───── Information given ─────

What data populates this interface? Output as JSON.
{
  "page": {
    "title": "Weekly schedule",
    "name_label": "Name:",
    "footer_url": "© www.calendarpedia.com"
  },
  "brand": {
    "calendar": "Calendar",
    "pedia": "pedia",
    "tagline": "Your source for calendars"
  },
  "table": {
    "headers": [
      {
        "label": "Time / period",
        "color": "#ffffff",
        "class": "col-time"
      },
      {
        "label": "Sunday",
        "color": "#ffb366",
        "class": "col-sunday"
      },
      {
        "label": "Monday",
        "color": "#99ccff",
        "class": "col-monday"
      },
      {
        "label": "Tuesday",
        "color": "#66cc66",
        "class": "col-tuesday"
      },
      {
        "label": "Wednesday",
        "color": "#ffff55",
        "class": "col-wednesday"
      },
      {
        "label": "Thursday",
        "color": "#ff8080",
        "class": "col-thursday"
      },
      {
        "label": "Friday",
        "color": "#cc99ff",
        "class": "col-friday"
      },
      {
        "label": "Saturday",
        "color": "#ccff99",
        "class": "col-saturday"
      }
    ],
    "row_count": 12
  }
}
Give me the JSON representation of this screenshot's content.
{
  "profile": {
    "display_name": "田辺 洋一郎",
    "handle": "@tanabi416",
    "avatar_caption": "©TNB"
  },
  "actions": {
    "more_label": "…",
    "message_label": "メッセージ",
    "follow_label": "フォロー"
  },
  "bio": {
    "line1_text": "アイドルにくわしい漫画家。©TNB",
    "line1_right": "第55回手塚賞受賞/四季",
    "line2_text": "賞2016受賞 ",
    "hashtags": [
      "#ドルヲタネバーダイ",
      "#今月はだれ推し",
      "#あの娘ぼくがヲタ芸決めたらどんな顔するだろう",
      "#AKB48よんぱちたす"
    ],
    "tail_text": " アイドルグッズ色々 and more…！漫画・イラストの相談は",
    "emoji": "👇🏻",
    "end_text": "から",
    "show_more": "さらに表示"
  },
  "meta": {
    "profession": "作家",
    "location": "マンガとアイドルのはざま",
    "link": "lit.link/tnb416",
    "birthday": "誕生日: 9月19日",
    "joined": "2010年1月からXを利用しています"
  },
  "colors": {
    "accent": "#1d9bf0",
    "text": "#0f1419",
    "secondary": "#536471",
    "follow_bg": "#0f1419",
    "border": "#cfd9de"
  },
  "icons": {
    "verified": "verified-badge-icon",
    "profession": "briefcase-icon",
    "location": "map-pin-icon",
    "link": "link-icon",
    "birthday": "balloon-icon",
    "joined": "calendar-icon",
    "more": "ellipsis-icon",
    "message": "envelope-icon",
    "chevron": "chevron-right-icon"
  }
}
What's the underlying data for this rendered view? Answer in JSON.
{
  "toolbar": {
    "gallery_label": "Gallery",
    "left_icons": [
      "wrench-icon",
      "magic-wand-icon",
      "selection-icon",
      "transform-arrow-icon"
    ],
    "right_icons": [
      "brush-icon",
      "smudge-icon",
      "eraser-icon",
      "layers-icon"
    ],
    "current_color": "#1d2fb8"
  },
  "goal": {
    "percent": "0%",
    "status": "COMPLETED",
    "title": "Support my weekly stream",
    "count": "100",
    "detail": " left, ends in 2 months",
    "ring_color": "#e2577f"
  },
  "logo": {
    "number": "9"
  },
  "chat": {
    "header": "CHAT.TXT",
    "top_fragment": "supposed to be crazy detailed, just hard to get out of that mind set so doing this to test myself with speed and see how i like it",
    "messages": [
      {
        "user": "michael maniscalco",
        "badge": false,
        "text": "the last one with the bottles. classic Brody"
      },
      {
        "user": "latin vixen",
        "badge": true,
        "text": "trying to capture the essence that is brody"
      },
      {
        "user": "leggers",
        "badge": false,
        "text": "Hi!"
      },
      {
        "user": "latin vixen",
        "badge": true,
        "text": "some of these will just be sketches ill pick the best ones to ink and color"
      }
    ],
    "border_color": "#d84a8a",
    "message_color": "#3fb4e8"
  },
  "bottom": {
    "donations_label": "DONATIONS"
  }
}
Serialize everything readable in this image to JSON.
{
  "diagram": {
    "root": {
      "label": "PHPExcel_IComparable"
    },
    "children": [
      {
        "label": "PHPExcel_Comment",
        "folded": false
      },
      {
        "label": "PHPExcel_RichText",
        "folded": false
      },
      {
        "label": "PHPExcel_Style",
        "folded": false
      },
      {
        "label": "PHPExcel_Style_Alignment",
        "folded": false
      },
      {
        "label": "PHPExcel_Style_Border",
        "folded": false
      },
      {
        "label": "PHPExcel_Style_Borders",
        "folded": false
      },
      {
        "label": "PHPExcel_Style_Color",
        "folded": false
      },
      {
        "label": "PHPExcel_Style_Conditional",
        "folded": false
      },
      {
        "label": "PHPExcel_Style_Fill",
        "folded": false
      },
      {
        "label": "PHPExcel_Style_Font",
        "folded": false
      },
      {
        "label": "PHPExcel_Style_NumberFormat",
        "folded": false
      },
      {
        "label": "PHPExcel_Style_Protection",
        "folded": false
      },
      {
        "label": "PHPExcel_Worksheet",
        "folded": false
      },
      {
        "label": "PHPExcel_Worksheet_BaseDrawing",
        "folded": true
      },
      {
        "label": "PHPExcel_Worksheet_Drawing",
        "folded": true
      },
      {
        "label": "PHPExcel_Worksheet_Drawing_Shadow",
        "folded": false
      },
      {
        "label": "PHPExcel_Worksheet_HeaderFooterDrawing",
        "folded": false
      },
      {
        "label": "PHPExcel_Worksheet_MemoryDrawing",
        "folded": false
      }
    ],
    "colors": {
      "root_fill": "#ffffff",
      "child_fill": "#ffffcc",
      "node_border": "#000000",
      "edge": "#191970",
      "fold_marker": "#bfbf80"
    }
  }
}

─────

Say how many lines of the data include the string "JSON". Nothing other than the number should be given.

*Exercise output:* 4